REQUIREMENTS
Work out the number of lines with "this" in them. Reply with that number and no other words.

Stored records:
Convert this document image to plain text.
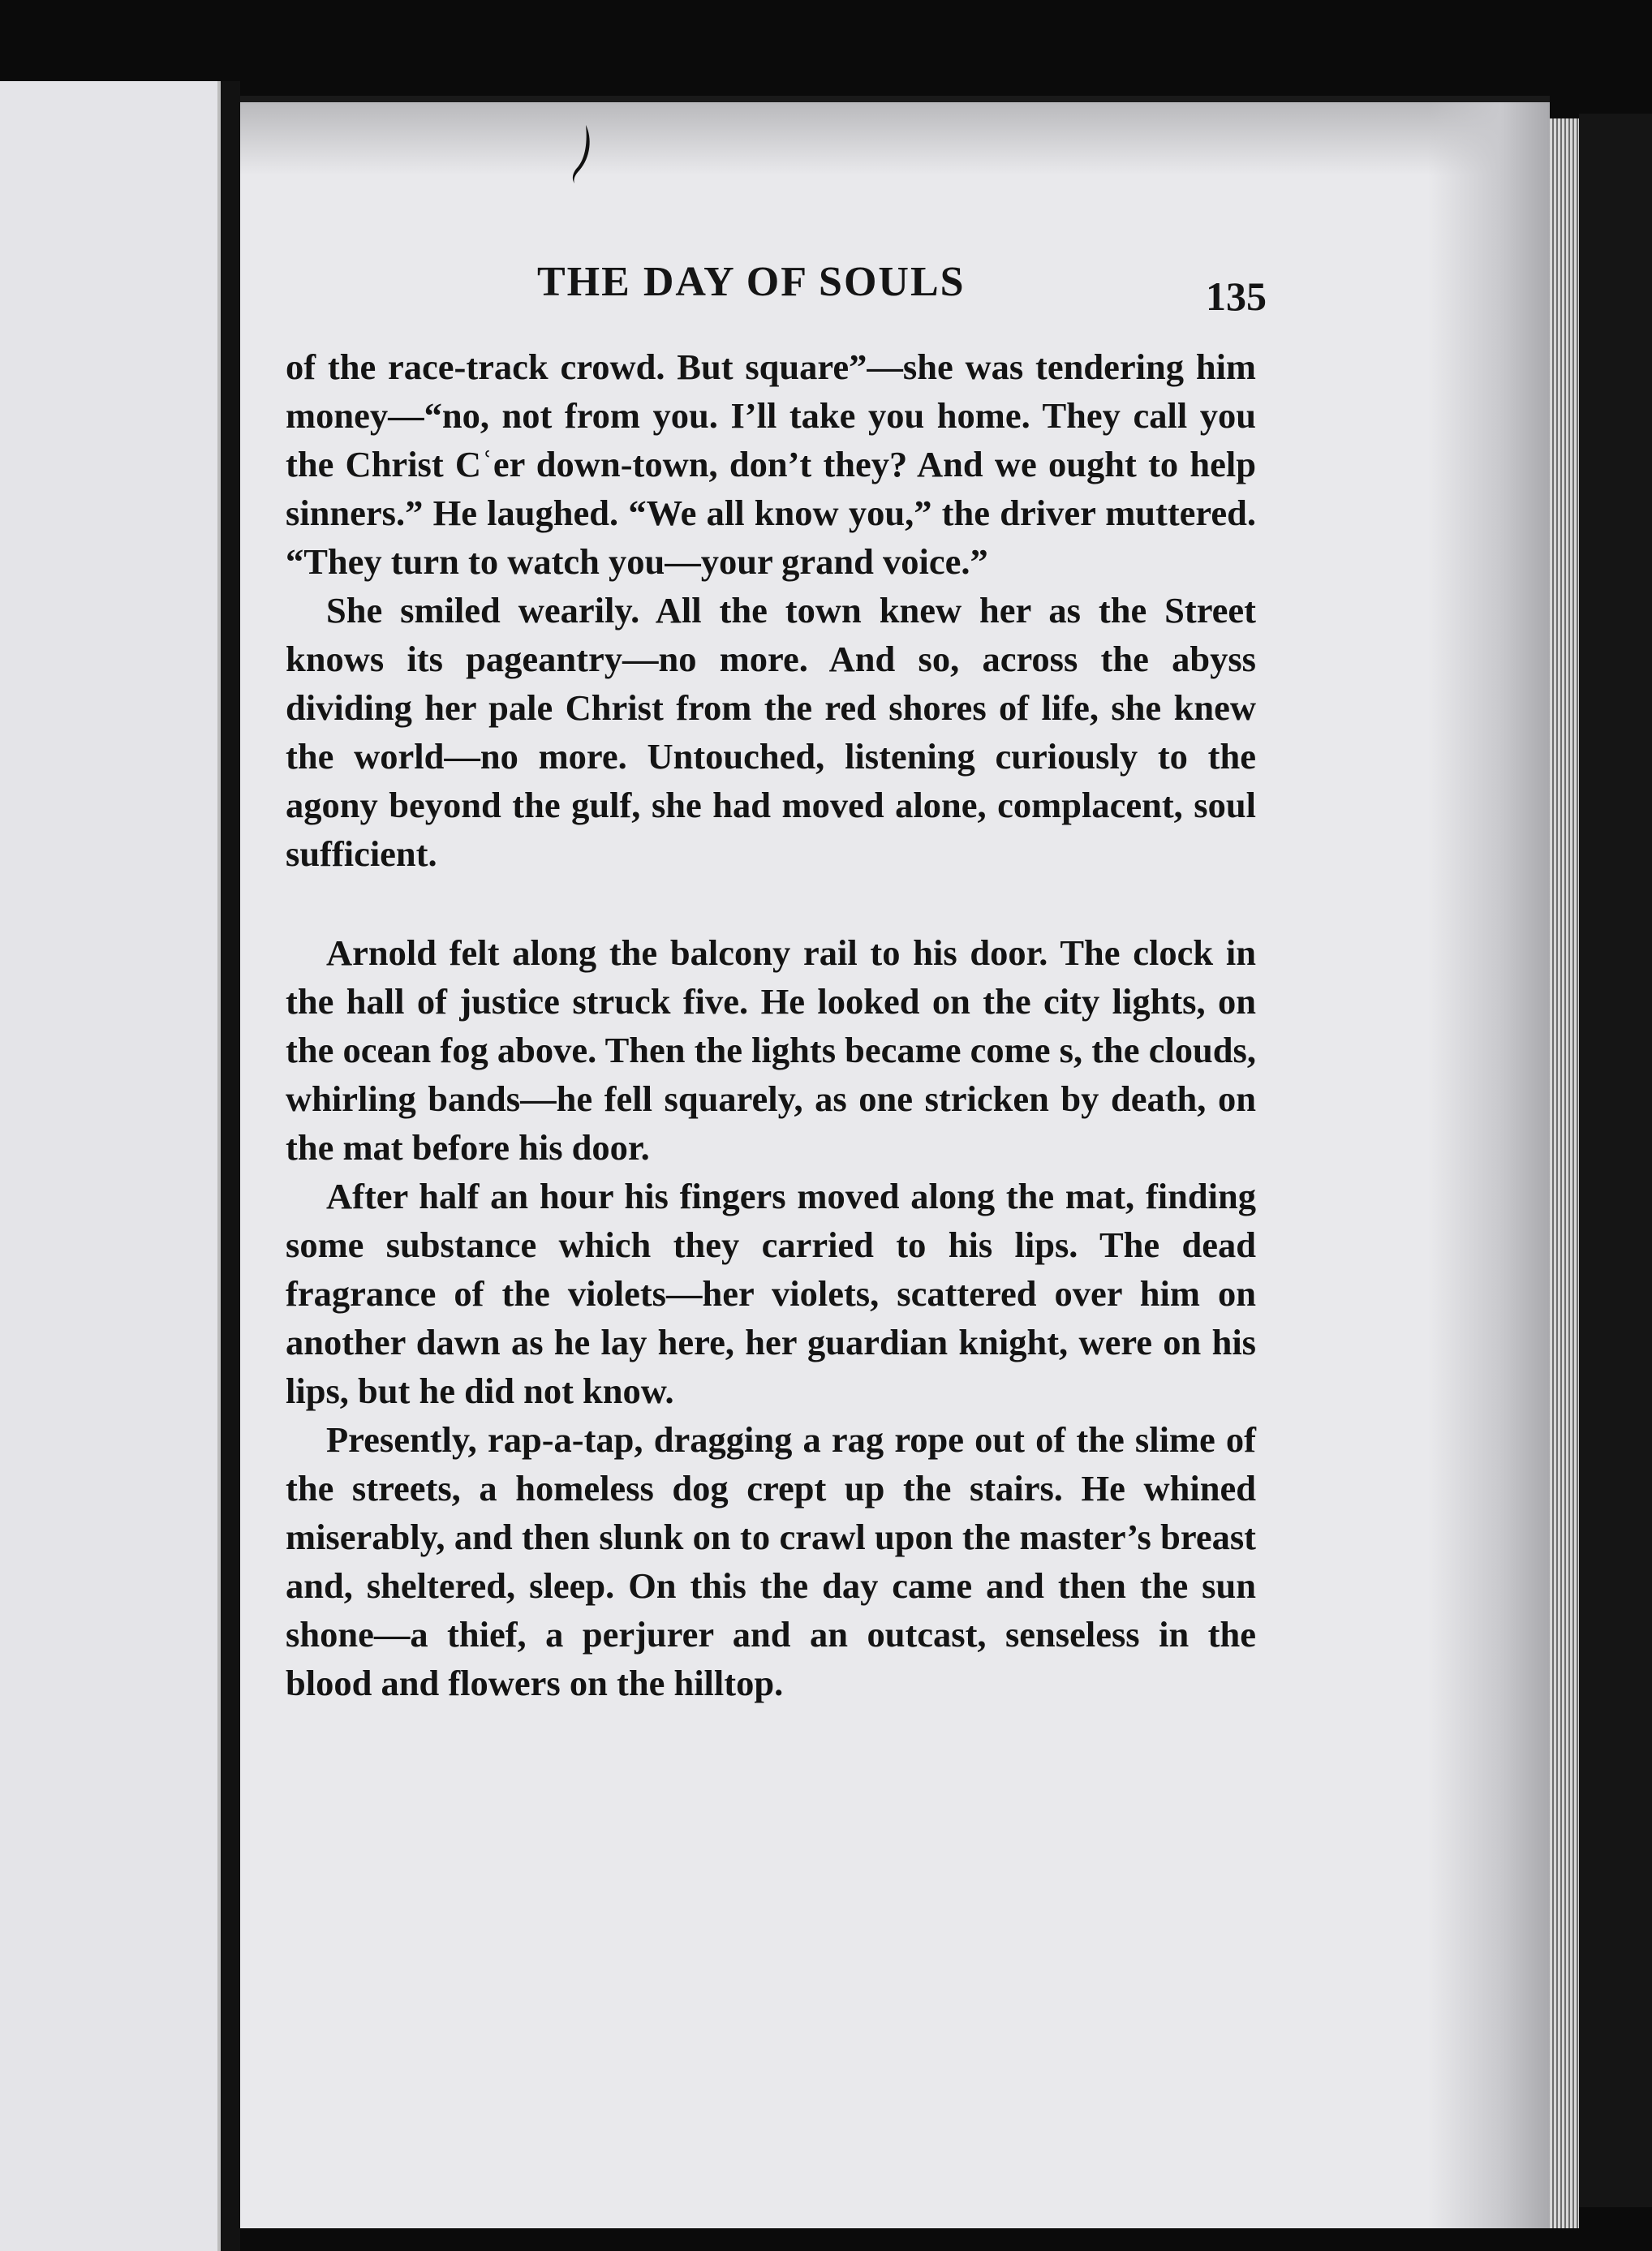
THE DAY OF SOULS	135

of the race-track crowd. But square”—she was tendering him money—“no, not from you. I’ll take you home. They call you the Christ Cʿer down-town, don’t they? And we ought to help sinners.” He laughed. “We all know you,” the driver muttered. “They turn to watch you—your grand voice.”

She smiled wearily. All the town knew her as the Street knows its pageantry—no more. And so, across the abyss dividing her pale Christ from the red shores of life, she knew the world—no more. Untouched, listening curiously to the agony beyond the gulf, she had moved alone, complacent, soul sufficient.

Arnold felt along the balcony rail to his door. The clock in the hall of justice struck five. He looked on the city lights, on the ocean fog above. Then the lights became come s, the clouds, whirling bands—he fell squarely, as one stricken by death, on the mat before his door.

After half an hour his fingers moved along the mat, finding some substance which they carried to his lips. The dead fragrance of the violets—her violets, scattered over him on another dawn as he lay here, her guardian knight, were on his lips, but he did not know.

Presently, rap-a-tap, dragging a rag rope out of the slime of the streets, a homeless dog crept up the stairs. He whined miserably, and then slunk on to crawl upon the master’s breast and, sheltered, sleep. On this the day came and then the sun shone—a thief, a perjurer and an outcast, senseless in the blood and flowers on the hilltop.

WRITTEN ANSWER
2